- _Given information_:
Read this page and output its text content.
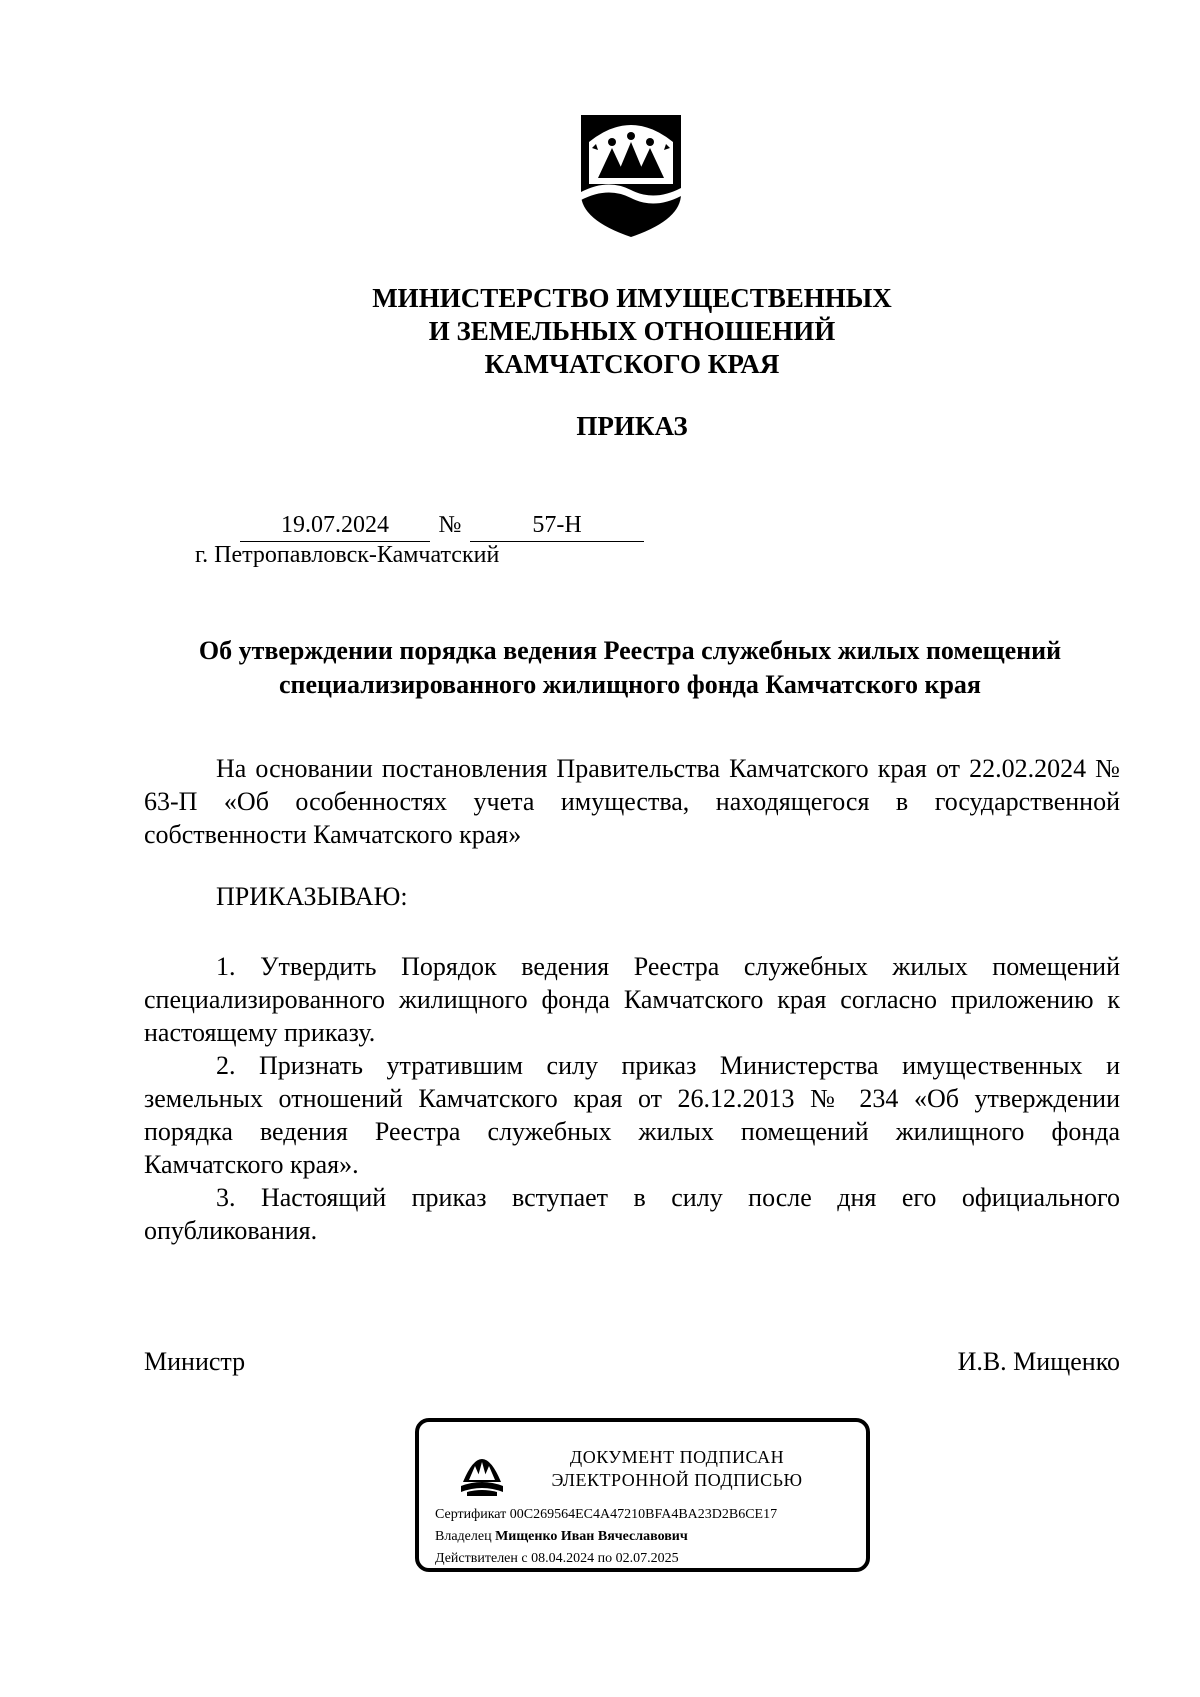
МИНИСТЕРСТВО ИМУЩЕСТВЕННЫХ
И ЗЕМЕЛЬНЫХ ОТНОШЕНИЙ
КАМЧАТСКОГО КРАЯ
ПРИКАЗ
19.07.2024	№	57-Н
г. Петропавловск-Камчатский
Об утверждении порядка ведения Реестра служебных жилых помещений
специализированного жилищного фонда Камчатского края
На основании постановления Правительства Камчатского края от 22.02.2024 № 63-П «Об особенностях учета имущества, находящегося в государственной собственности Камчатского края»
ПРИКАЗЫВАЮ:

1. Утвердить Порядок ведения Реестра служебных жилых помещений специализированного жилищного фонда Камчатского края согласно приложению к настоящему приказу.

2. Признать утратившим силу приказ Министерства имущественных и земельных отношений Камчатского края от 26.12.2013 № 234 «Об утверждении порядка ведения Реестра служебных жилых помещений жилищного фонда Камчатского края».

3. Настоящий приказ вступает в силу после дня его официального опубликования.

Министр	И.В. Мищенко
ДОКУМЕНТ ПОДПИСАН
ЭЛЕКТРОННОЙ ПОДПИСЬЮ
Сертификат 00C269564EC4A47210BFA4BA23D2B6CE17
Владелец Мищенко Иван Вячеславович
Действителен с 08.04.2024 по 02.07.2025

- _Given exercise_: Tally the lines of the data that hold the string "специализированного". Answer with the number and nothing more.

- _Response to the task_: 2